> [WHAT TO DO]:
Emit the entire listing verbatim.

> [DATA IN THIS EXERCISE]:
----

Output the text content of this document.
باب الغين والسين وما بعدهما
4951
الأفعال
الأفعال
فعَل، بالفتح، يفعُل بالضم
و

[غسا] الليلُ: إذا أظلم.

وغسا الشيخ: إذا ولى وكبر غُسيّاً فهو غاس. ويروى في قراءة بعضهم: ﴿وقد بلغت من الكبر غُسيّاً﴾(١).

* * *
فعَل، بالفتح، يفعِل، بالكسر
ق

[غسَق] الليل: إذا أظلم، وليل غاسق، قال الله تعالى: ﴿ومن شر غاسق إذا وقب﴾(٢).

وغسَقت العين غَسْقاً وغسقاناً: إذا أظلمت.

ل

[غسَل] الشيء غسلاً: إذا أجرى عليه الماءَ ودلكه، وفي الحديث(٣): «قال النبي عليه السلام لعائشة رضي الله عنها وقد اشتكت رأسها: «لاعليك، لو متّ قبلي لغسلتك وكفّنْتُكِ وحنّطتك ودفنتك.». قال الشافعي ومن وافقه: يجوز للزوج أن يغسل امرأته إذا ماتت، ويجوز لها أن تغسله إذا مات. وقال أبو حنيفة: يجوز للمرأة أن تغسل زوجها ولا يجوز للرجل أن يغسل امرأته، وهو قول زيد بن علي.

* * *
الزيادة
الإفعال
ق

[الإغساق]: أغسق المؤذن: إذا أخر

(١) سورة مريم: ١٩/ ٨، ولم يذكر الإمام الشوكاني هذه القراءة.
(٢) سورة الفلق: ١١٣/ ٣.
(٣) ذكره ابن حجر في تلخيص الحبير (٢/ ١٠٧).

----

> [WRITTEN SOLUTION]:
Output the text content of this document.
باب الغين والسين وما بعدهما
4951
الأفعال
الأفعال
فعَل، بالفتح، يفعُل بالضم
و

[غسا] الليلُ: إذا أظلم.

وغسا الشيخ: إذا ولى وكبر غُسيّاً فهو غاس. ويروى في قراءة بعضهم: ﴿وقد بلغت من الكبر غُسيّاً﴾(١).

* * *
فعَل، بالفتح، يفعِل، بالكسر
ق

[غسَق] الليل: إذا أظلم، وليل غاسق، قال الله تعالى: ﴿ومن شر غاسق إذا وقب﴾(٢).

وغسَقت العين غَسْقاً وغسقاناً: إذا أظلمت.

ل

[غسَل] الشيء غسلاً: إذا أجرى عليه الماءَ ودلكه، وفي الحديث(٣): «قال النبي عليه السلام لعائشة رضي الله عنها وقد اشتكت رأسها: «لاعليك، لو متّ قبلي لغسلتك وكفّنْتُكِ وحنّطتك ودفنتك.». قال الشافعي ومن وافقه: يجوز للزوج أن يغسل امرأته إذا ماتت، ويجوز لها أن تغسله إذا مات. وقال أبو حنيفة: يجوز للمرأة أن تغسل زوجها ولا يجوز للرجل أن يغسل امرأته، وهو قول زيد بن علي.

* * *
الزيادة
الإفعال
ق

[الإغساق]: أغسق المؤذن: إذا أخر

(١) سورة مريم: ١٩/ ٨، ولم يذكر الإمام الشوكاني هذه القراءة.
(٢) سورة الفلق: ١١٣/ ٣.
(٣) ذكره ابن حجر في تلخيص الحبير (٢/ ١٠٧).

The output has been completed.